PROVIDED DATA:
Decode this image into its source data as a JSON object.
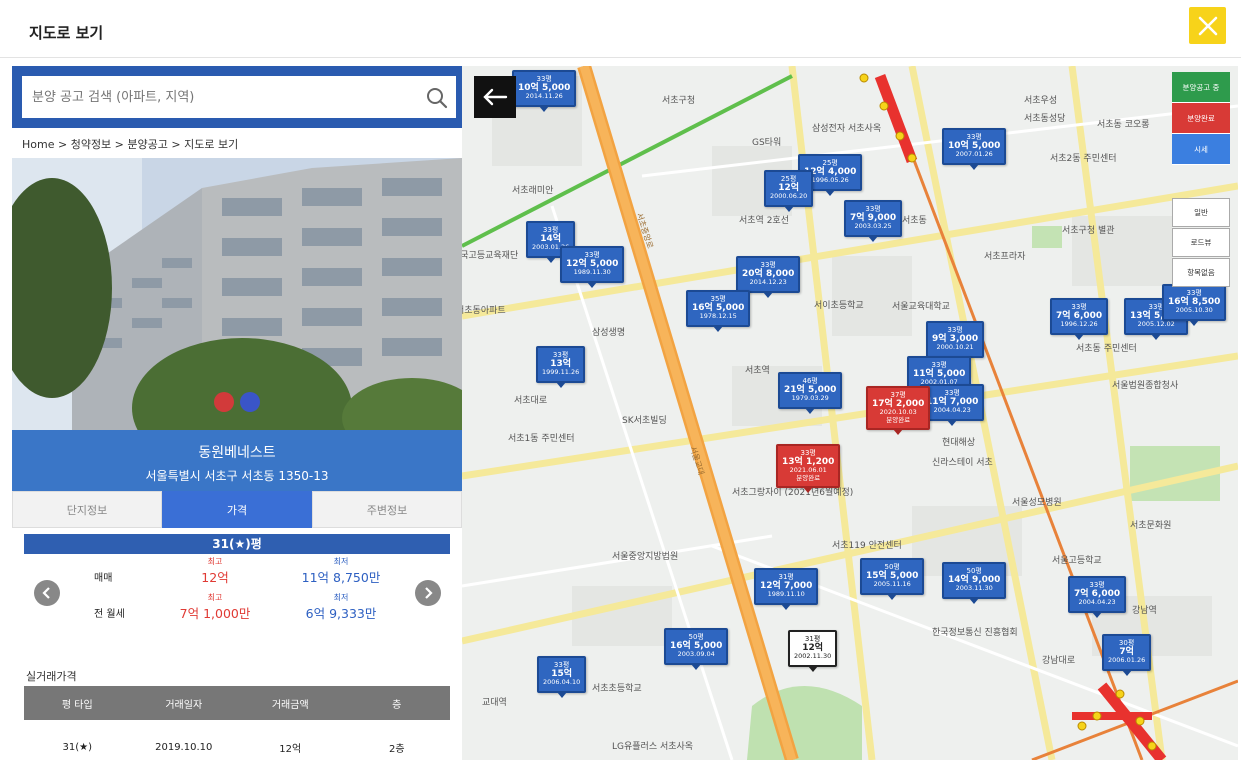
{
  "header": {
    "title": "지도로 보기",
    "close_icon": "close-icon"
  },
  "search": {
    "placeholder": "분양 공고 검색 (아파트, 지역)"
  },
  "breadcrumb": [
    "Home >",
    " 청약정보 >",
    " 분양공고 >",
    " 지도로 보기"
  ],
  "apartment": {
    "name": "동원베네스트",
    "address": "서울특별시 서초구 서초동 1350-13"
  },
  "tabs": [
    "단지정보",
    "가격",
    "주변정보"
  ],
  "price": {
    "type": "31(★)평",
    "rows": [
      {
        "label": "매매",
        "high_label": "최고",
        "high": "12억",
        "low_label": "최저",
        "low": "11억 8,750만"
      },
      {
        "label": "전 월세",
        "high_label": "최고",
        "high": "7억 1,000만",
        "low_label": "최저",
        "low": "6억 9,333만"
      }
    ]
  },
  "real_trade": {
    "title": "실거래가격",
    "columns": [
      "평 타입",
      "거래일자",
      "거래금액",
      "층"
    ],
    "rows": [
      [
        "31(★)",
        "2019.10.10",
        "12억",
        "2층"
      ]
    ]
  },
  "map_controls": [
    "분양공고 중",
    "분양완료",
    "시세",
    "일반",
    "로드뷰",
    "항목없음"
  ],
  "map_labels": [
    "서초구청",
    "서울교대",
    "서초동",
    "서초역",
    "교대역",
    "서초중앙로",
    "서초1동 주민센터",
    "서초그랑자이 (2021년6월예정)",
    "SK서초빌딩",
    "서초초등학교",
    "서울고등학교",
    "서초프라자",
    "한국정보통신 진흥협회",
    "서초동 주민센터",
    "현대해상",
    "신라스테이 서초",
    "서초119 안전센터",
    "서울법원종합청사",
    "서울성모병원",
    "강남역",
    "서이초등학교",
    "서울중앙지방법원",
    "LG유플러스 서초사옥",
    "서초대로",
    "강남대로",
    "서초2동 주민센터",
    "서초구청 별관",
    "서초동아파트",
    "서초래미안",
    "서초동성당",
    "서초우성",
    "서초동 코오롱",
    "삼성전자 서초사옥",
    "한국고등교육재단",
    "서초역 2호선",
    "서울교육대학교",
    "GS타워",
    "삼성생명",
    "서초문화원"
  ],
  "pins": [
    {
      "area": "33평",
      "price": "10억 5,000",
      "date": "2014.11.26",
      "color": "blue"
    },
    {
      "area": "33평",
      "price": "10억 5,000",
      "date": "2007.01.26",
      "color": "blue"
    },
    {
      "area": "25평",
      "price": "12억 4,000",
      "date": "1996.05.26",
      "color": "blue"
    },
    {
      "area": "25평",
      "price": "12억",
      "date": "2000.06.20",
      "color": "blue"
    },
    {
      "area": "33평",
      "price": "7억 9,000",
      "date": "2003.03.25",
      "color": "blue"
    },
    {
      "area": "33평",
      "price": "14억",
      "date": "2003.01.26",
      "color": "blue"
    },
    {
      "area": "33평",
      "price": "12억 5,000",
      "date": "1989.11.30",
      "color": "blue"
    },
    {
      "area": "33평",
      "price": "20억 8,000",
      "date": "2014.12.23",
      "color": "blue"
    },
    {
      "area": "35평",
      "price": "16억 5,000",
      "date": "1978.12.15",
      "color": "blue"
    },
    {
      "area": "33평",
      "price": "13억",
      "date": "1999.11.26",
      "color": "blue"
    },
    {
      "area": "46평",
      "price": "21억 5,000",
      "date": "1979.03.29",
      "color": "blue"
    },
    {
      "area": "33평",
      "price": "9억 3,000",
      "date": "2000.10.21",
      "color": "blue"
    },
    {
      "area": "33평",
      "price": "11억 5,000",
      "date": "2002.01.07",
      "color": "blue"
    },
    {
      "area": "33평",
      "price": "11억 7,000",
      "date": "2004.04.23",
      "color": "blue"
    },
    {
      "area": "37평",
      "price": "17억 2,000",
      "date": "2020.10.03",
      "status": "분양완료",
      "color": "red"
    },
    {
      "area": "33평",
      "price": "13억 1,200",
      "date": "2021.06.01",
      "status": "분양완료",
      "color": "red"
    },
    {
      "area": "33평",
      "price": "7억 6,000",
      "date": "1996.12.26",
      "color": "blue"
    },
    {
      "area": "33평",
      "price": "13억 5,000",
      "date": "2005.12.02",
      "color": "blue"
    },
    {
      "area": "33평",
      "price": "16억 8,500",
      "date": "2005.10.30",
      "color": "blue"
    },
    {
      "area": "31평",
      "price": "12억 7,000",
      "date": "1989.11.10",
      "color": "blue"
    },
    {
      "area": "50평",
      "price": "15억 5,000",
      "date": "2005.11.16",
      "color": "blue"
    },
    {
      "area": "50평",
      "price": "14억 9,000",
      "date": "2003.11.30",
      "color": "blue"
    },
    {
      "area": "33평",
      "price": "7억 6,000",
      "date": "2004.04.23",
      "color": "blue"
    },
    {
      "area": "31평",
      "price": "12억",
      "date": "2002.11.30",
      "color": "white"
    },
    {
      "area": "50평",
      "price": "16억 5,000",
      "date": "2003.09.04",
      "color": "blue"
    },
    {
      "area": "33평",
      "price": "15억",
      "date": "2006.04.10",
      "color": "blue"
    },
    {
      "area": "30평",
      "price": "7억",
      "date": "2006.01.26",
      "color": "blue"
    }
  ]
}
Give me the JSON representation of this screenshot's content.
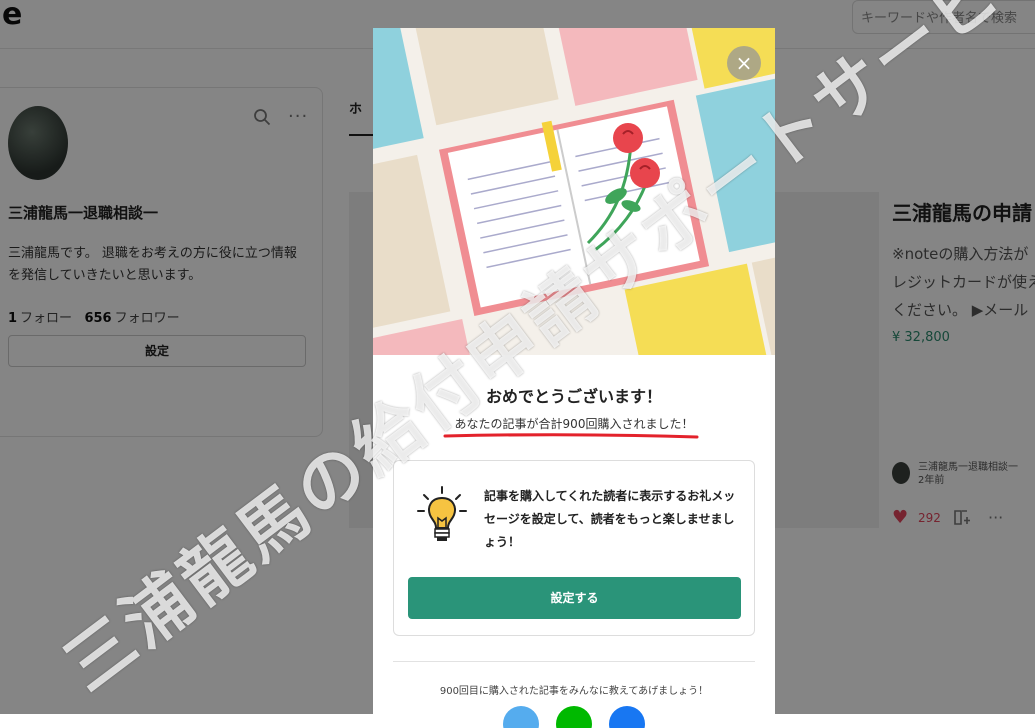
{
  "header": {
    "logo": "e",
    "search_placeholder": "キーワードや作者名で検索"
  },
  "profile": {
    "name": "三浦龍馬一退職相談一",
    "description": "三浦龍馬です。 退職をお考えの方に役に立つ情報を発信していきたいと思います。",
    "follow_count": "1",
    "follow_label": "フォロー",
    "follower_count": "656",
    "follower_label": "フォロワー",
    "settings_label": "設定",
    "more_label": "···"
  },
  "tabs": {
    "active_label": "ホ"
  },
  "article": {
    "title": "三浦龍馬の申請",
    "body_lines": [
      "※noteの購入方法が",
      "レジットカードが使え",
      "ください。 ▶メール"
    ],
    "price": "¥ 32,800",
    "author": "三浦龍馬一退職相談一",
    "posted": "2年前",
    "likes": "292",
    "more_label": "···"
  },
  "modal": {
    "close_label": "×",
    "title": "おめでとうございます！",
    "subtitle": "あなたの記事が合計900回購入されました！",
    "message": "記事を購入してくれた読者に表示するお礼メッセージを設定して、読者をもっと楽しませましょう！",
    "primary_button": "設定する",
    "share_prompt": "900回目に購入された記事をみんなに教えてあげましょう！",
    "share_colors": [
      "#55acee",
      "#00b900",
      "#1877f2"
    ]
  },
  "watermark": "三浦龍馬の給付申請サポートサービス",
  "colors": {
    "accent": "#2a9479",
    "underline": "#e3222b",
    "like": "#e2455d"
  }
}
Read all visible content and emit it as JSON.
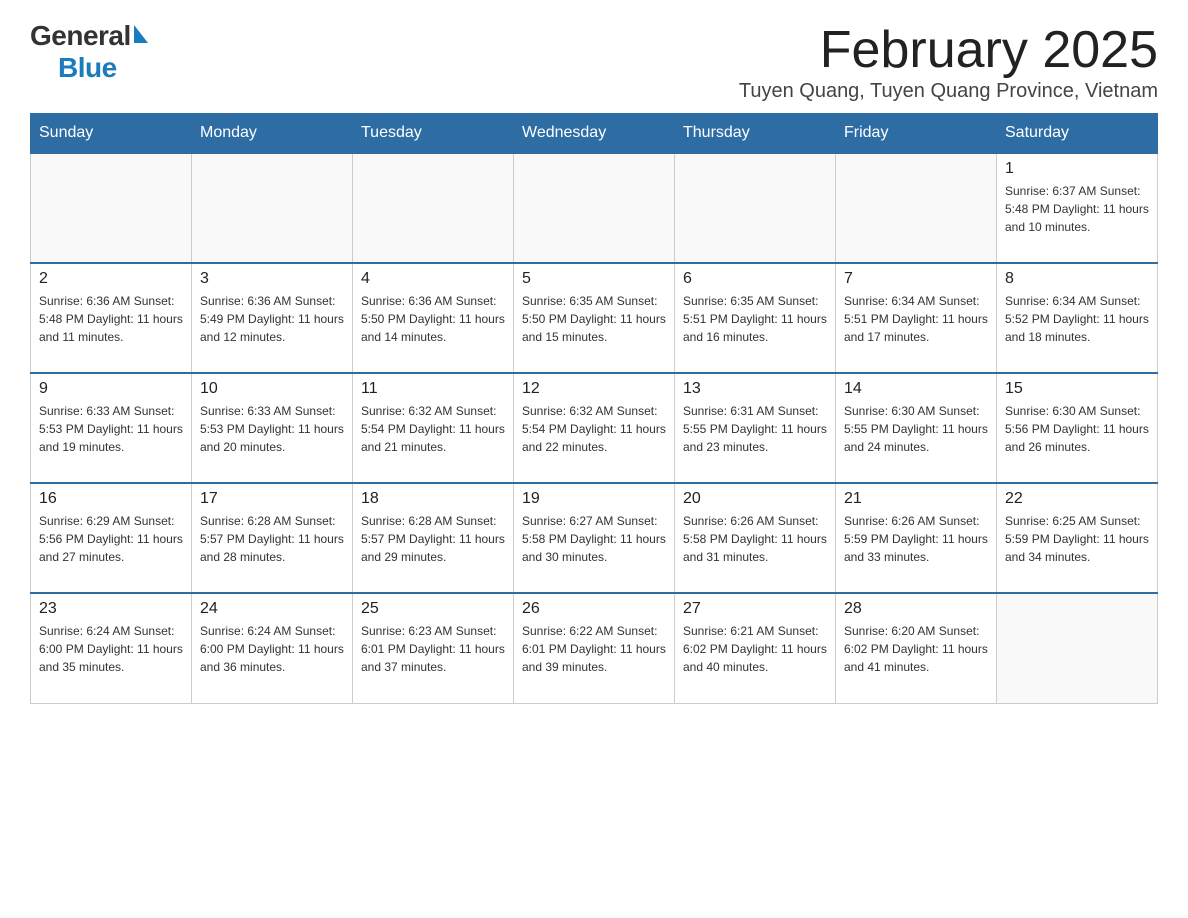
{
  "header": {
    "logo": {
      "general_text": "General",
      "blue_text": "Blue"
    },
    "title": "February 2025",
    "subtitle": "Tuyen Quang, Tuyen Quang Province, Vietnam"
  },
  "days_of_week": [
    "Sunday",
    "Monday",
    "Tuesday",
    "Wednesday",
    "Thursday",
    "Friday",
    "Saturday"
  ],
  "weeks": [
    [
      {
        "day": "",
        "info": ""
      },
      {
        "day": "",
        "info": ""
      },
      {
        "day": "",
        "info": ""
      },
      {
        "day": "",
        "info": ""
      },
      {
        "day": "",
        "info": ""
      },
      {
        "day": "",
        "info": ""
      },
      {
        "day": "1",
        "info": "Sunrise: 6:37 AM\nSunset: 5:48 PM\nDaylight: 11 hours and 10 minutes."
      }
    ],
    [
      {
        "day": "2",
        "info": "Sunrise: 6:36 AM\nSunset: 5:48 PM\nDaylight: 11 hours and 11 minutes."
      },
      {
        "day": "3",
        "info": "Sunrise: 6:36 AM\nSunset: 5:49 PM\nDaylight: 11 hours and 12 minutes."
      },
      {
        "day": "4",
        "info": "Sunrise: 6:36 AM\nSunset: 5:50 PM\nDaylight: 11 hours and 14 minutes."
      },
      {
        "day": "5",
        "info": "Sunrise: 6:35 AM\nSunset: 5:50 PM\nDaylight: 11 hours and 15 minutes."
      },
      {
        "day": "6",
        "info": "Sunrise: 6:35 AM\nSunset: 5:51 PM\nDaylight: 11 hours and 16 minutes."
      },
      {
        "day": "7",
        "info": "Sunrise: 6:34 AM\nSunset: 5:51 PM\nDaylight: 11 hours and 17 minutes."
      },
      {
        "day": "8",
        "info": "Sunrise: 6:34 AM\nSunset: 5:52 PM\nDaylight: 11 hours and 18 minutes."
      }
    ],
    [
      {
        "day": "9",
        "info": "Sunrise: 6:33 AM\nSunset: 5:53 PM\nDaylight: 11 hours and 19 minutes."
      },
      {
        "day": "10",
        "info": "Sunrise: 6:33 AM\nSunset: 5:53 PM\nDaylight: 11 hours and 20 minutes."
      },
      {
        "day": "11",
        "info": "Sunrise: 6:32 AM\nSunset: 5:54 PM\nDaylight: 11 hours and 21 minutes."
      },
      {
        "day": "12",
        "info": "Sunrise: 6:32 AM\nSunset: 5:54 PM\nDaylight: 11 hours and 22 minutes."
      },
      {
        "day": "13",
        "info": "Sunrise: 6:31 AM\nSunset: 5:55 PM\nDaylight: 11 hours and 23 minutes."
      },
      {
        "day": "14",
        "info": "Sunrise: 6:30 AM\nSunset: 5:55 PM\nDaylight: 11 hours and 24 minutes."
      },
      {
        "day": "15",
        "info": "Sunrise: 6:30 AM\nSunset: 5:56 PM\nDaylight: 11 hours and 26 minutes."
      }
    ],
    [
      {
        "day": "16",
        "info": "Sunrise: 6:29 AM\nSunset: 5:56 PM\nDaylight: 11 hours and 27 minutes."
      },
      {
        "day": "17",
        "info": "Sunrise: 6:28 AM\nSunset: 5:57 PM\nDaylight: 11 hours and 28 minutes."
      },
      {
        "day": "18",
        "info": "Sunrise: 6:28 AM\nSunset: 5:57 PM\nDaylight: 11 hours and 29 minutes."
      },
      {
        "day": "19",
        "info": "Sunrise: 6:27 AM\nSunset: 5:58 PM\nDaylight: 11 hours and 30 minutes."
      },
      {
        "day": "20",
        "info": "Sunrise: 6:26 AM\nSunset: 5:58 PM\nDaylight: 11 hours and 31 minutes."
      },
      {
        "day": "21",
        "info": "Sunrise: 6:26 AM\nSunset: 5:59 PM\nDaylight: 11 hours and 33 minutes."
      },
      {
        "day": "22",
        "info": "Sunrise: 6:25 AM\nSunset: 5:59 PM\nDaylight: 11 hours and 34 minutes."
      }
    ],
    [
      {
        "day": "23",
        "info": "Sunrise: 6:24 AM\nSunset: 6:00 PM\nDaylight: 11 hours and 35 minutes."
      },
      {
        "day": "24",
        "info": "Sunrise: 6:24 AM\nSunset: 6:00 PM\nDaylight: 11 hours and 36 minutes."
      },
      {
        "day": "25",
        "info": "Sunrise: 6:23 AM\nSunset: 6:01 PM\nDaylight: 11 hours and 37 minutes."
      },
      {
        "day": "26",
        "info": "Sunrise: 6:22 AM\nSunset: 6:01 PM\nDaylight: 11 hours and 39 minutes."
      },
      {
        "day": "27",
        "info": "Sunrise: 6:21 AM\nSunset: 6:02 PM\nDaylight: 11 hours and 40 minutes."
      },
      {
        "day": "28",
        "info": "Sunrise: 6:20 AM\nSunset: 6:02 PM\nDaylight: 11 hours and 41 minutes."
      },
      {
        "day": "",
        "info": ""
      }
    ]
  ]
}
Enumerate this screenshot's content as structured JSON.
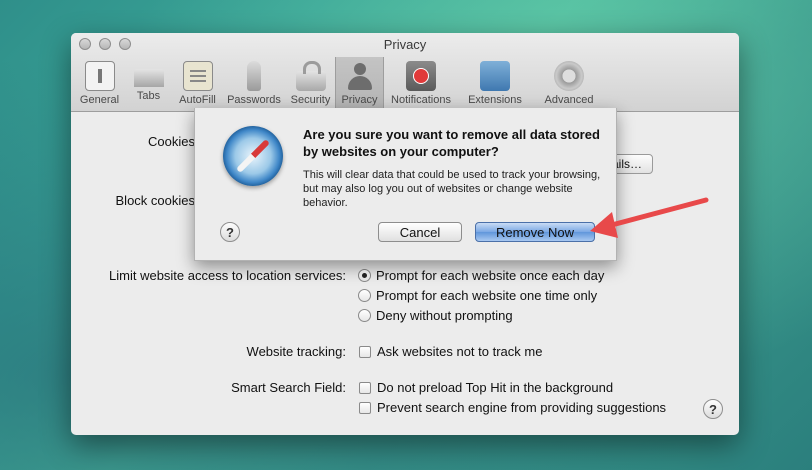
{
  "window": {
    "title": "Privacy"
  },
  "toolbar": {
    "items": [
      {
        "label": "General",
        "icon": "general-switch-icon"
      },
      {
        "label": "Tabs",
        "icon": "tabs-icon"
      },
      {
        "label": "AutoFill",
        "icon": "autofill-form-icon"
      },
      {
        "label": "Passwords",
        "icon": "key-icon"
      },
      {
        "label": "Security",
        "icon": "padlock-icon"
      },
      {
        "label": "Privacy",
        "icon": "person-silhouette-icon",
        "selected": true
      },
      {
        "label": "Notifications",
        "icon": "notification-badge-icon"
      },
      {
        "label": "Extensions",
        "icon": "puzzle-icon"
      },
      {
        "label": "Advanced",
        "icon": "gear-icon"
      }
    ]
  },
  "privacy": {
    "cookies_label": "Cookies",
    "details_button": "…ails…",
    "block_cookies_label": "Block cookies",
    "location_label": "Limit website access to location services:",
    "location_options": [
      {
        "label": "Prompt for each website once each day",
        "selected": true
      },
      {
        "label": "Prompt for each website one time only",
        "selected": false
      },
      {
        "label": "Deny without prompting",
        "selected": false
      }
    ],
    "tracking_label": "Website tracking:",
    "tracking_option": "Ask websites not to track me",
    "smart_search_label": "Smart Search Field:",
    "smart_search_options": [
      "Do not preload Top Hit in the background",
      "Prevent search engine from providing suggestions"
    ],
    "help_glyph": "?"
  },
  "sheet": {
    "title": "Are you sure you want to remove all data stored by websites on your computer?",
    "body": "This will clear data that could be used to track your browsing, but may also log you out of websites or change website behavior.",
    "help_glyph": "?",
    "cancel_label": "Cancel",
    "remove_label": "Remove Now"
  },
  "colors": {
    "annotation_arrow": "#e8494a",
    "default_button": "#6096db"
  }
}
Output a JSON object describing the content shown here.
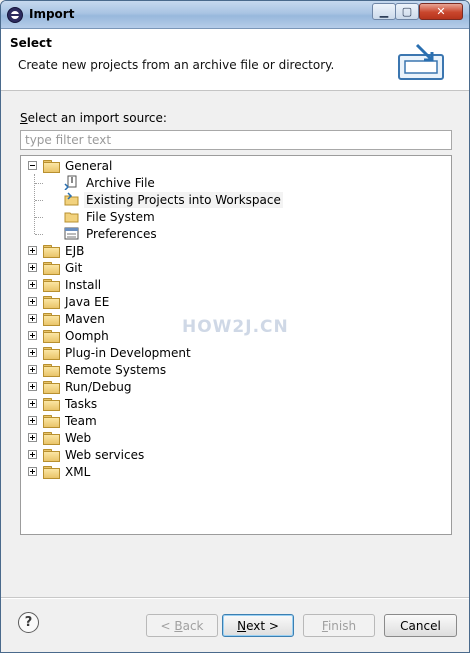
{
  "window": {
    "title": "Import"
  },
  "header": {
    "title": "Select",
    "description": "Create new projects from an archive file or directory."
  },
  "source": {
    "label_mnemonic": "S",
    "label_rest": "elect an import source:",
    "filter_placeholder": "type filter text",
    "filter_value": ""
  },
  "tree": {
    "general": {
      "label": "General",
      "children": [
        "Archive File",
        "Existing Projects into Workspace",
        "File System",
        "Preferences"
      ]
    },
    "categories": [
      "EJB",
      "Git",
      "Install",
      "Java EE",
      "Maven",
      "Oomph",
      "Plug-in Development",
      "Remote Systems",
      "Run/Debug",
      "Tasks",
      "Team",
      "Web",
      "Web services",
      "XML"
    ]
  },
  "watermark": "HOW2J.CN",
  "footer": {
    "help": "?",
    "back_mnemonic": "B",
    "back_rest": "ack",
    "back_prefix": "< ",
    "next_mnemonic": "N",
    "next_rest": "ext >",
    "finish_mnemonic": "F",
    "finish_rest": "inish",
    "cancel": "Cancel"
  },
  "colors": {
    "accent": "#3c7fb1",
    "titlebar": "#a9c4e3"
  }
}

PROMPT: Show each line in the entries that holds the string "description".

WORKED ANSWER:
    "description": "三浦龍馬です。 退職をお考えの方に役に立つ情報を発信していきたいと思います。",
    "description": "Create new projects from an archive file or directory."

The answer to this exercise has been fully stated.